**WRITTEN EXERCISE:**
Using the listing below, select the lines with the word "week" and copy them.

+ + +

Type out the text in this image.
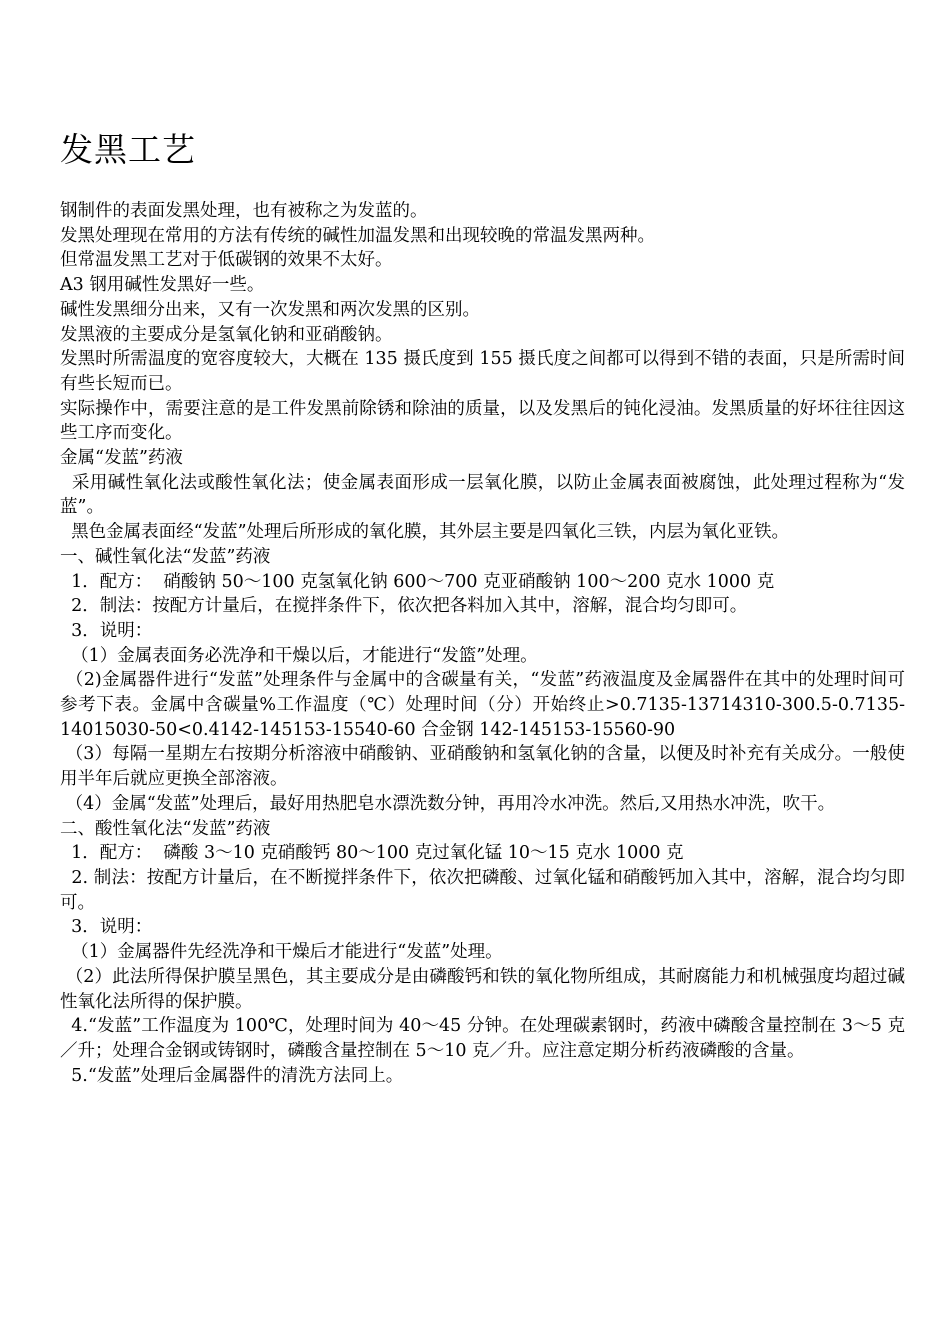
发黑工艺

钢制件的表面发黑处理，也有被称之为发蓝的。

发黑处理现在常用的方法有传统的碱性加温发黑和出现较晚的常温发黑两种。

但常温发黑工艺对于低碳钢的效果不太好。

A3 钢用碱性发黑好一些。

碱性发黑细分出来，又有一次发黑和两次发黑的区别。

发黑液的主要成分是氢氧化钠和亚硝酸钠。

发黑时所需温度的宽容度较大，大概在 135 摄氏度到 155 摄氏度之间都可以得到不错的表面，只是所需时间有些长短而已。

实际操作中，需要注意的是工件发黑前除锈和除油的质量，以及发黑后的钝化浸油。发黑质量的好坏往往因这些工序而变化。

金属“发蓝”药液

采用碱性氧化法或酸性氧化法；使金属表面形成一层氧化膜，以防止金属表面被腐蚀，此处理过程称为“发蓝”。

黑色金属表面经“发蓝”处理后所形成的氧化膜，其外层主要是四氧化三铁，内层为氧化亚铁。

一、碱性氧化法“发蓝”药液

1．配方：  硝酸钠 50～100 克氢氧化钠 600～700 克亚硝酸钠 100～200 克水 1000 克

2．制法：按配方计量后，在搅拌条件下，依次把各料加入其中，溶解，混合均匀即可。

3．说明：

（1）金属表面务必洗净和干燥以后，才能进行“发篮”处理。

（2)金属器件进行“发蓝”处理条件与金属中的含碳量有关，“发蓝”药液温度及金属器件在其中的处理时间可参考下表。金属中含碳量%工作温度（℃）处理时间（分）开始终止>0.7135-13714310-300.5-0.7135-14015030-50<0.4142-145153-15540-60 合金钢 142-145153-15560-90

（3）每隔一星期左右按期分析溶液中硝酸钠、亚硝酸钠和氢氧化钠的含量，以便及时补充有关成分。一般使用半年后就应更换全部溶液。

（4）金属“发蓝”处理后，最好用热肥皂水漂洗数分钟，再用冷水冲洗。然后,又用热水冲洗，吹干。

二、酸性氧化法“发蓝”药液

1．配方：  磷酸 3～10 克硝酸钙 80～100 克过氧化锰 10～15 克水 1000 克

2. 制法：按配方计量后，在不断搅拌条件下，依次把磷酸、过氧化锰和硝酸钙加入其中，溶解，混合均匀即可。

3．说明：

（1）金属器件先经洗净和干燥后才能进行“发蓝”处理。

（2）此法所得保护膜呈黑色，其主要成分是由磷酸钙和铁的氧化物所组成，其耐腐能力和机械强度均超过碱性氧化法所得的保护膜。

4.“发蓝”工作温度为 100℃，处理时间为 40～45 分钟。在处理碳素钢时，药液中磷酸含量控制在 3～5 克／升；处理合金钢或铸钢时，磷酸含量控制在 5～10 克／升。应注意定期分析药液磷酸的含量。

5.“发蓝”处理后金属器件的清洗方法同上。
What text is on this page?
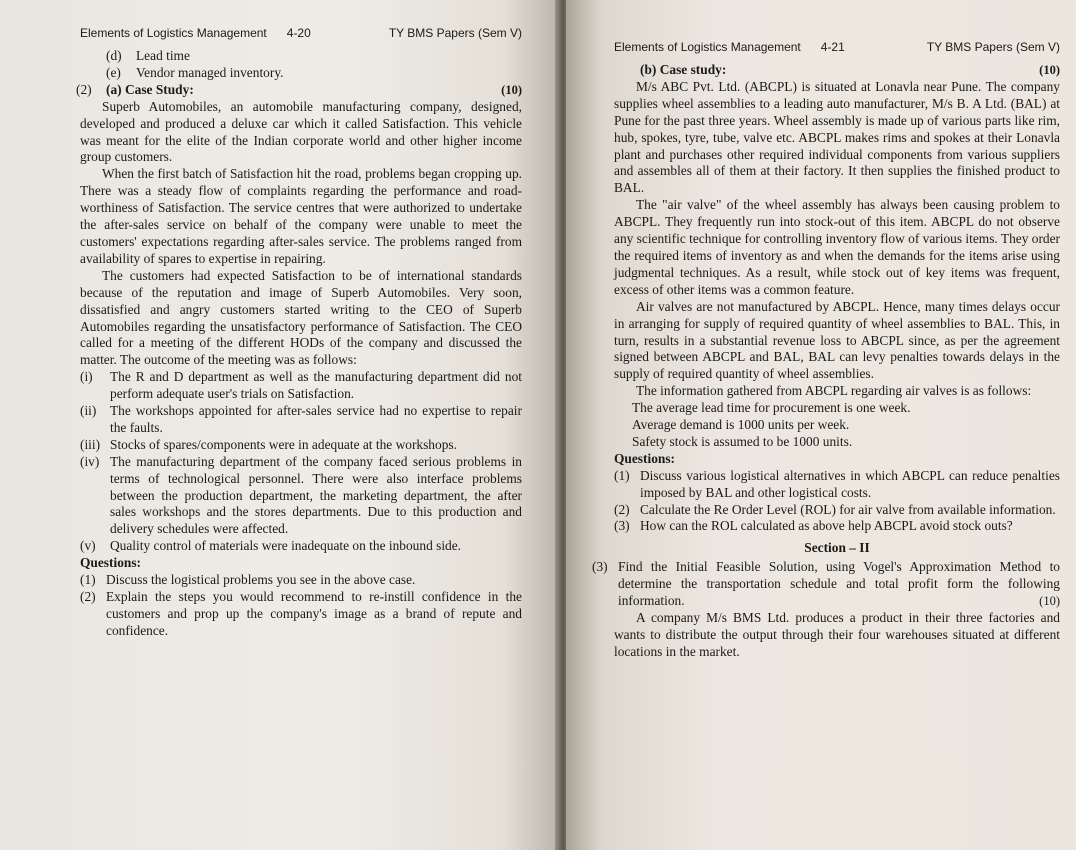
Elements of Logistics Management 4-20	TY BMS Papers (Sem V)
(d)	Lead time
(e)	Vendor managed inventory.
(2)	(a) Case Study:	(10)

Superb Automobiles, an automobile manufacturing company, designed, developed and produced a deluxe car which it called Satisfaction. This vehicle was meant for the elite of the Indian corporate world and other higher income group customers.

When the first batch of Satisfaction hit the road, problems began cropping up. There was a steady flow of complaints regarding the performance and road-worthiness of Satisfaction. The service centres that were authorized to undertake the after-sales service on behalf of the company were unable to meet the customers' expectations regarding after-sales service. The problems ranged from availability of spares to expertise in repairing.

The customers had expected Satisfaction to be of international standards because of the reputation and image of Superb Automobiles. Very soon, dissatisfied and angry customers started writing to the CEO of Superb Automobiles regarding the unsatisfactory performance of Satisfaction. The CEO called for a meeting of the different HODs of the company and discussed the matter. The outcome of the meeting was as follows:

(i)	The R and D department as well as the manufacturing department did not perform adequate user's trials on Satisfaction.
(ii)	The workshops appointed for after-sales service had no expertise to repair the faults.
(iii) Stocks of spares/components were in adequate at the workshops.
(iv) The manufacturing department of the company faced serious problems in terms of technological personnel. There were also interface problems between the production department, the marketing department, the after sales workshops and the stores departments. Due to this production and delivery schedules were affected.
(v)	Quality control of materials were inadequate on the inbound side.
Questions:
(1) Discuss the logistical problems you see in the above case.
(2) Explain the steps you would recommend to re-instill confidence in the customers and prop up the company's image as a brand of repute and confidence.
Elements of Logistics Management 4-21	TY BMS Papers (Sem V)
(b) Case study:	(10)

M/s ABC Pvt. Ltd. (ABCPL) is situated at Lonavla near Pune. The company supplies wheel assemblies to a leading auto manufacturer, M/s B. A Ltd. (BAL) at Pune for the past three years. Wheel assembly is made up of various parts like rim, hub, spokes, tyre, tube, valve etc. ABCPL makes rims and spokes at their Lonavla plant and purchases other required individual components from various suppliers and assembles all of them at their factory. It then supplies the finished product to BAL.

The "air valve" of the wheel assembly has always been causing problem to ABCPL. They frequently run into stock-out of this item. ABCPL do not observe any scientific technique for controlling inventory flow of various items. They order the required items of inventory as and when the demands for the items arise using judgmental techniques. As a result, while stock out of key items was frequent, excess of other items was a common feature.

Air valves are not manufactured by ABCPL. Hence, many times delays occur in arranging for supply of required quantity of wheel assemblies to BAL. This, in turn, results in a substantial revenue loss to ABCPL since, as per the agreement signed between ABCPL and BAL, BAL can levy penalties towards delays in the supply of required quantity of wheel assemblies.

The information gathered from ABCPL regarding air valves is as follows:

The average lead time for procurement is one week.

Average demand is 1000 units per week.

Safety stock is assumed to be 1000 units.

Questions:
(1) Discuss various logistical alternatives in which ABCPL can reduce penalties imposed by BAL and other logistical costs.
(2) Calculate the Re Order Level (ROL) for air valve from available information.
(3) How can the ROL calculated as above help ABCPL avoid stock outs?
Section – II
(3) Find the Initial Feasible Solution, using Vogel's Approximation Method to determine the transportation schedule and total profit form the following information.	(10)

A company M/s BMS Ltd. produces a product in their three factories and wants to distribute the output through their four warehouses situated at different locations in the market.
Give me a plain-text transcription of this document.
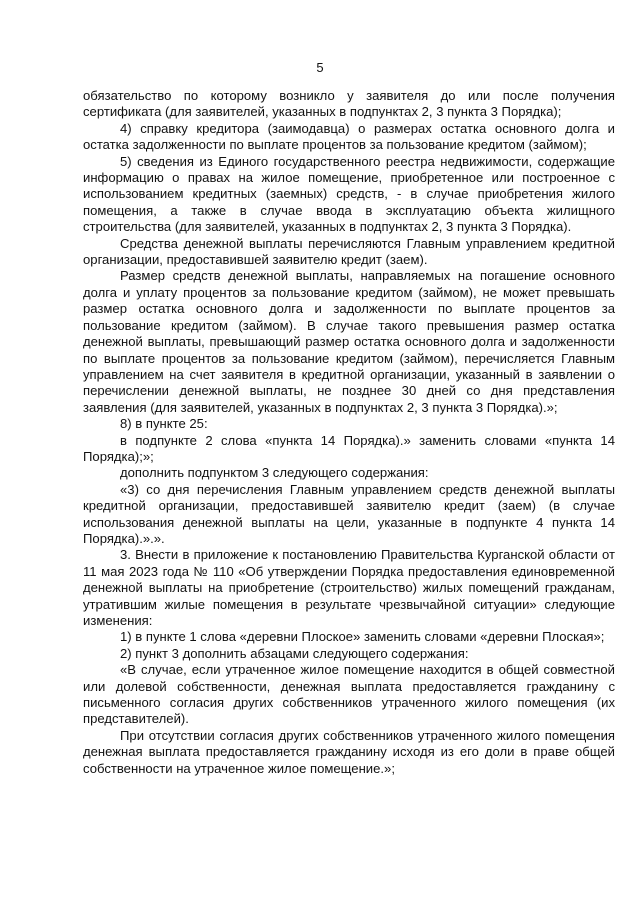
5

обязательство по которому возникло у заявителя до или после получения сертификата (для заявителей, указанных в подпунктах 2, 3 пункта 3 Порядка);

4) справку кредитора (заимодавца) о размерах остатка основного долга и остатка задолженности по выплате процентов за пользование кредитом (займом);

5) сведения из Единого государственного реестра недвижимости, содержащие информацию о правах на жилое помещение, приобретенное или построенное с использованием кредитных (заемных) средств, - в случае приобретения жилого помещения, а также в случае ввода в эксплуатацию объекта жилищного строительства (для заявителей, указанных в подпунктах 2, 3 пункта 3 Порядка).

Средства денежной выплаты перечисляются Главным управлением кредитной организации, предоставившей заявителю кредит (заем).

Размер средств денежной выплаты, направляемых на погашение основного долга и уплату процентов за пользование кредитом (займом), не может превышать размер остатка основного долга и задолженности по выплате процентов за пользование кредитом (займом). В случае такого превышения размер остатка денежной выплаты, превышающий размер остатка основного долга и задолженности по выплате процентов за пользование кредитом (займом), перечисляется Главным управлением на счет заявителя в кредитной организации, указанный в заявлении о перечислении денежной выплаты, не позднее 30 дней со дня представления заявления (для заявителей, указанных в подпунктах 2, 3 пункта 3 Порядка).»;

8) в пункте 25:

в подпункте 2 слова «пункта 14 Порядка).» заменить словами «пункта 14 Порядка);»;

дополнить подпунктом 3 следующего содержания:

«3) со дня перечисления Главным управлением средств денежной выплаты кредитной организации, предоставившей заявителю кредит (заем) (в случае использования денежной выплаты на цели, указанные в подпункте 4 пункта 14 Порядка).».».

3. Внести в приложение к постановлению Правительства Курганской области от 11 мая 2023 года № 110 «Об утверждении Порядка предоставления единовременной денежной выплаты на приобретение (строительство) жилых помещений гражданам, утратившим жилые помещения в результате чрезвычайной ситуации» следующие изменения:

1) в пункте 1 слова «деревни Плоское» заменить словами «деревни Плоская»;

2) пункт 3 дополнить абзацами следующего содержания:

«В случае, если утраченное жилое помещение находится в общей совместной или долевой собственности, денежная выплата предоставляется гражданину с письменного согласия других собственников утраченного жилого помещения (их представителей).

При отсутствии согласия других собственников утраченного жилого помещения денежная выплата предоставляется гражданину исходя из его доли в праве общей собственности на утраченное жилое помещение.»;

+ + +

**SOLUTION:**
The average lead time for procurement is one week.
Average demand is 1000 units per week.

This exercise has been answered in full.